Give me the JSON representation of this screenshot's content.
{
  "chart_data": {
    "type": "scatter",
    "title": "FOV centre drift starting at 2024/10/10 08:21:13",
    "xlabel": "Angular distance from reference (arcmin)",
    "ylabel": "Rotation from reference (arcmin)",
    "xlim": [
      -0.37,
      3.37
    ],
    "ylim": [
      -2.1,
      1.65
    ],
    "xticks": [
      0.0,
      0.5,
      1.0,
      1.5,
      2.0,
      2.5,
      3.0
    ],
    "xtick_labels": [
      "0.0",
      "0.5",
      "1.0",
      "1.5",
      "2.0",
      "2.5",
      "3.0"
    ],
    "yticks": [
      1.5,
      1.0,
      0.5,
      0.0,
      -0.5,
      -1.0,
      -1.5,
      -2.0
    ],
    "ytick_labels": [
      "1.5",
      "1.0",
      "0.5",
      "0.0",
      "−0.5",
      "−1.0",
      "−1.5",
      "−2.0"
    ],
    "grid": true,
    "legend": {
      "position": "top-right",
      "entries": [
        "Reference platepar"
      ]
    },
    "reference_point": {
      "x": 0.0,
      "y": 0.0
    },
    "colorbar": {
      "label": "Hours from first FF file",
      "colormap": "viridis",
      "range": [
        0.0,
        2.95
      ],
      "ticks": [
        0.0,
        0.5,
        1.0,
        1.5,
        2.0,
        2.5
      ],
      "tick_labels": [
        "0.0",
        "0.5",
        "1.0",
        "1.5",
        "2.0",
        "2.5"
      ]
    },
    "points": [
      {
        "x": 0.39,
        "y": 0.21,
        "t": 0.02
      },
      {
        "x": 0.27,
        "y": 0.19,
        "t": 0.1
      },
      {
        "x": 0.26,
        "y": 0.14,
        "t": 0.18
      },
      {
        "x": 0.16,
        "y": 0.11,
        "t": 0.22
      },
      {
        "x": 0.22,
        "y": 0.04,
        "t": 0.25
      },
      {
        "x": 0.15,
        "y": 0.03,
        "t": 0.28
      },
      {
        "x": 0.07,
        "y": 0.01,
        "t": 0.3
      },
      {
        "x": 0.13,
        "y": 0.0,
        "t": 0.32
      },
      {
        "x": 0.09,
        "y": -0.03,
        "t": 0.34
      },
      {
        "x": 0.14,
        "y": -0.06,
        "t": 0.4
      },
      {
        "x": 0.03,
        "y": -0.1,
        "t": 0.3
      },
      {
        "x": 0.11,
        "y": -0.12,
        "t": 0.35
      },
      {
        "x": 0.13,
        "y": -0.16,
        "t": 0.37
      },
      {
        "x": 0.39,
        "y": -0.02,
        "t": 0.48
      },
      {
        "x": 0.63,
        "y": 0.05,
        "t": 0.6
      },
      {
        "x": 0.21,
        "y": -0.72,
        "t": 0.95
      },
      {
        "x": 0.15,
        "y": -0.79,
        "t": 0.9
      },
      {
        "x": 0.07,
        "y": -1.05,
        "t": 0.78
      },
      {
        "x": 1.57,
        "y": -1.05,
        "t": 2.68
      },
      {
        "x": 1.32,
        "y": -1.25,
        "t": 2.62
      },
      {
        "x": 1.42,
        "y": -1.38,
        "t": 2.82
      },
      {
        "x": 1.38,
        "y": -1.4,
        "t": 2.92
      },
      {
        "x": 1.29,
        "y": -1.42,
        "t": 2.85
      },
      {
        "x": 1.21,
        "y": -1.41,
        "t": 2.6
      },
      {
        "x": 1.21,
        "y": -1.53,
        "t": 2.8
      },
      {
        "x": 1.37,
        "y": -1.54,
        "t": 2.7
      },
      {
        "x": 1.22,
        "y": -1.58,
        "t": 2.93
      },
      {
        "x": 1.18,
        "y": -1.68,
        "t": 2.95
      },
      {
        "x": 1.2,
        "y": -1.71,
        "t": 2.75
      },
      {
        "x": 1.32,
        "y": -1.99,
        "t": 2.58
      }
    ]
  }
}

* **Stated task**: Return every line containing "from".

* **Output for this task**:
    "xlabel": "Angular distance from reference (arcmin)",
    "ylabel": "Rotation from reference (arcmin)",
      "label": "Hours from first FF file",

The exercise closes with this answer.